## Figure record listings
- - - - - - -

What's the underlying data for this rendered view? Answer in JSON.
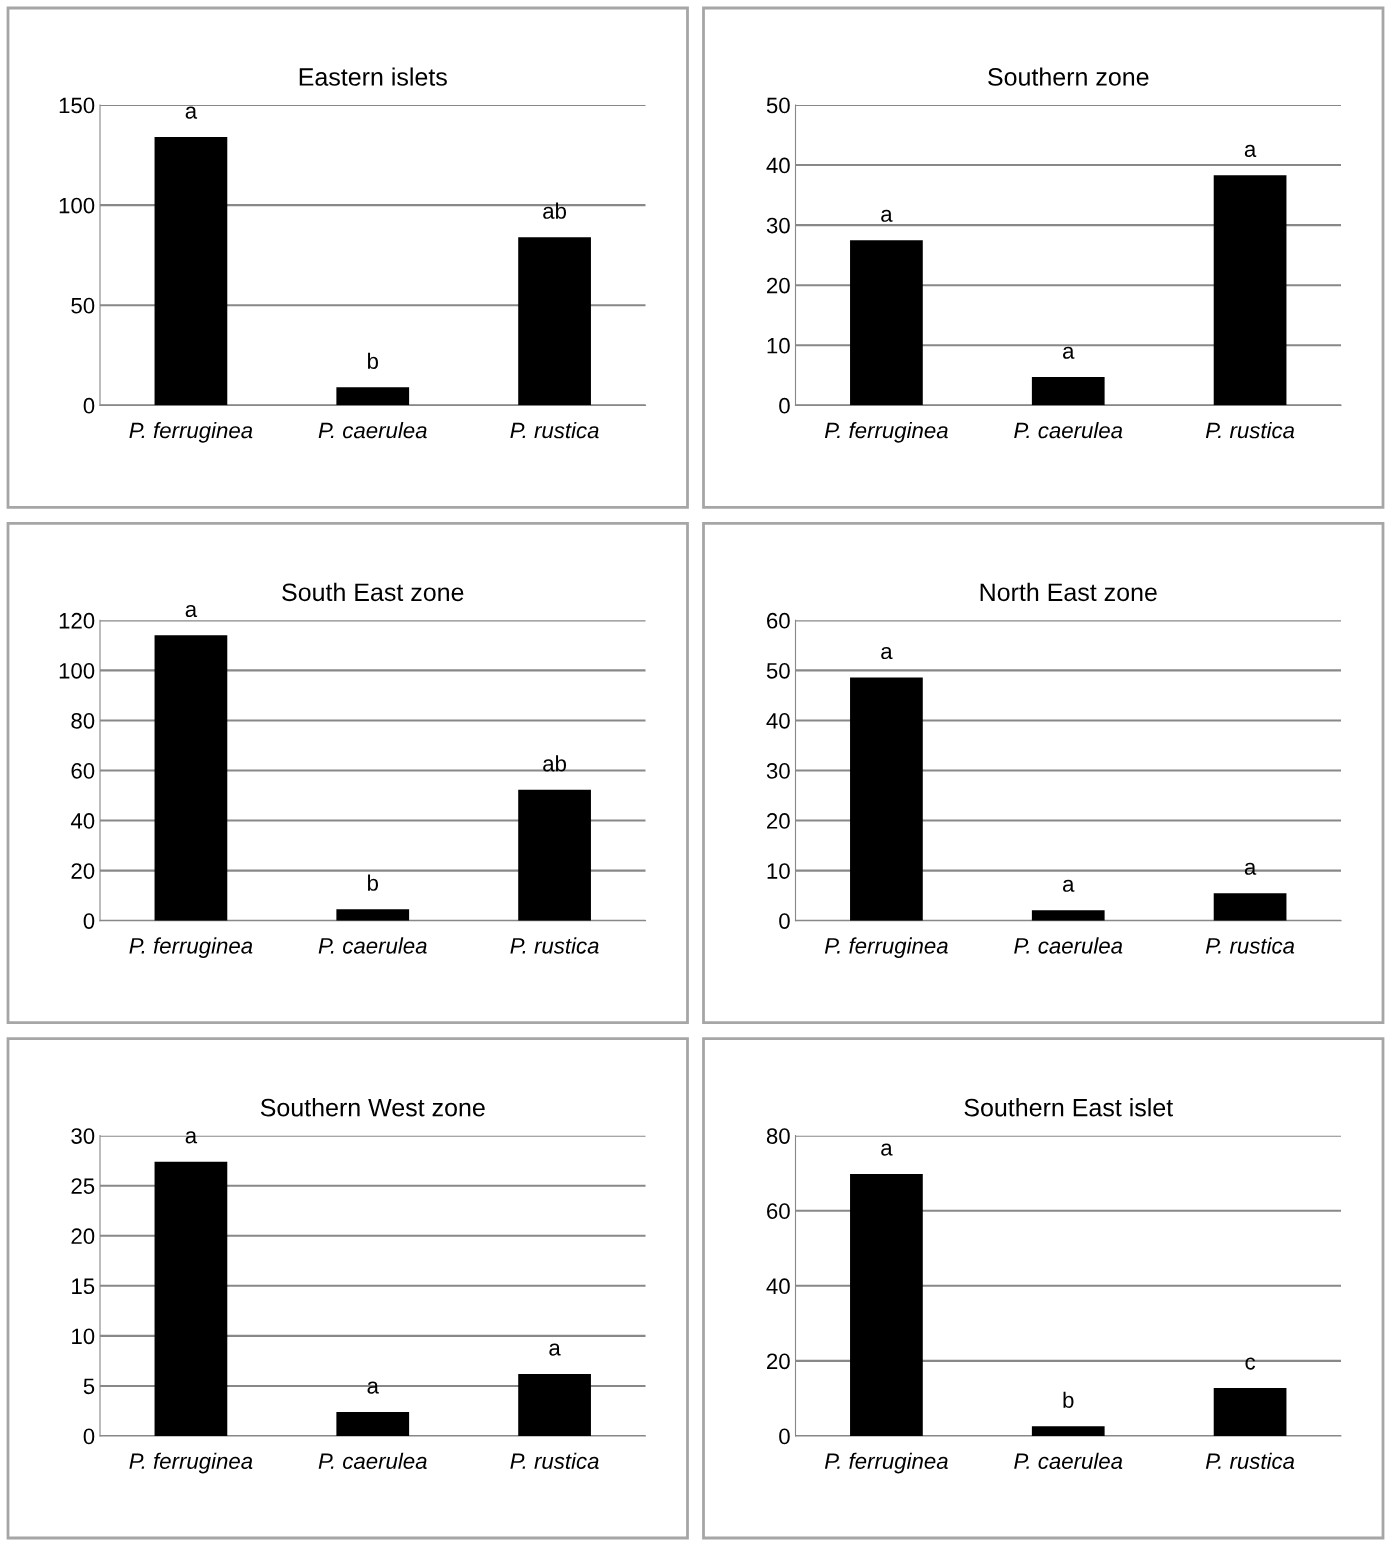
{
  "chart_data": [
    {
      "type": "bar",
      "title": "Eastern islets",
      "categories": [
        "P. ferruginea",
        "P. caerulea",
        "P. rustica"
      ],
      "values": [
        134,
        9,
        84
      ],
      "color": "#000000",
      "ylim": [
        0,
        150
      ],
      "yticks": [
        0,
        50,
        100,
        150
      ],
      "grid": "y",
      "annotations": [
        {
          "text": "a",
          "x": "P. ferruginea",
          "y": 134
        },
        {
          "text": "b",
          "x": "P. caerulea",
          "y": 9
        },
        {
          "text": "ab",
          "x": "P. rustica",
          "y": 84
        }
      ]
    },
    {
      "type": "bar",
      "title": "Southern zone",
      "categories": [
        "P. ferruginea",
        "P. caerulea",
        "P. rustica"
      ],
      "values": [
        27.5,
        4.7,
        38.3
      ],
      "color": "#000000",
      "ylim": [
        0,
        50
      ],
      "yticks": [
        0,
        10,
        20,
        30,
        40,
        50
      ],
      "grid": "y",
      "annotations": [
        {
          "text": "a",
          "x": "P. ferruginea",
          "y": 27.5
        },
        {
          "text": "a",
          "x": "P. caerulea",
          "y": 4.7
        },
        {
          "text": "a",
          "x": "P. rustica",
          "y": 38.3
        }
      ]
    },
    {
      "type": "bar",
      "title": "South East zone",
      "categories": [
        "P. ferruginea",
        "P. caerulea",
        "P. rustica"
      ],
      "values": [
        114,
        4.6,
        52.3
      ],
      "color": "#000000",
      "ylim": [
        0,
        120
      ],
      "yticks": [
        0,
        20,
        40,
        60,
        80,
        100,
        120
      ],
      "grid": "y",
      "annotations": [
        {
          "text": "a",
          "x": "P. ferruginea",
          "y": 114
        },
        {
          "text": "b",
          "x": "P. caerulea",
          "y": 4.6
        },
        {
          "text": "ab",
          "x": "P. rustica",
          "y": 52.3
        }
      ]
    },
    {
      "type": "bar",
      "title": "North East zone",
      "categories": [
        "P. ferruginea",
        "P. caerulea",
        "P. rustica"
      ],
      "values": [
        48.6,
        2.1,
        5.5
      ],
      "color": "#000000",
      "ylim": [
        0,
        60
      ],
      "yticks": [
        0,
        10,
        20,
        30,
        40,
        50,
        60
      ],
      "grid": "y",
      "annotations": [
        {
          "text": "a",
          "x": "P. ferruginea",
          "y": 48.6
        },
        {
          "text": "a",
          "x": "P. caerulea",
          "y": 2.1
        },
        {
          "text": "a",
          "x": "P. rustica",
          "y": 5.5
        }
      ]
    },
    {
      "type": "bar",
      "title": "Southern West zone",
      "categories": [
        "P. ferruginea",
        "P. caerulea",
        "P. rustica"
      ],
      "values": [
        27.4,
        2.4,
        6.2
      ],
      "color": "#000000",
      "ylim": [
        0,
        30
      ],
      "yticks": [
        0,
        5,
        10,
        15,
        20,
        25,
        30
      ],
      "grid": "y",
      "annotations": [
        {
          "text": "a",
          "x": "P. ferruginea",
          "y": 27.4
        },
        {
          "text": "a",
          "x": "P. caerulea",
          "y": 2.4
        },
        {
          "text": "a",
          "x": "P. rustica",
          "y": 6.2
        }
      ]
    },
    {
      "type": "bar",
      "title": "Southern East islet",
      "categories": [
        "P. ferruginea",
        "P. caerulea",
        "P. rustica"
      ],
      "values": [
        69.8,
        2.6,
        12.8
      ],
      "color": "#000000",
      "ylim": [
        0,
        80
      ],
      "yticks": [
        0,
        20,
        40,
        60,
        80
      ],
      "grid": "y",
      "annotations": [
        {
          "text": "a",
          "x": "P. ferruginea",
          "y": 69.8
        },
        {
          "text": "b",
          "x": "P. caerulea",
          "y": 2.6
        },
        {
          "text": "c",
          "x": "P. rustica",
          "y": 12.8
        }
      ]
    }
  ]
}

- - - - - - -

Check every line for "zone" and show the ones that have it.

## SOLUTION TO THE PROBLEM
      "title": "Southern zone",
      "title": "South East zone",
      "title": "North East zone",
      "title": "Southern West zone",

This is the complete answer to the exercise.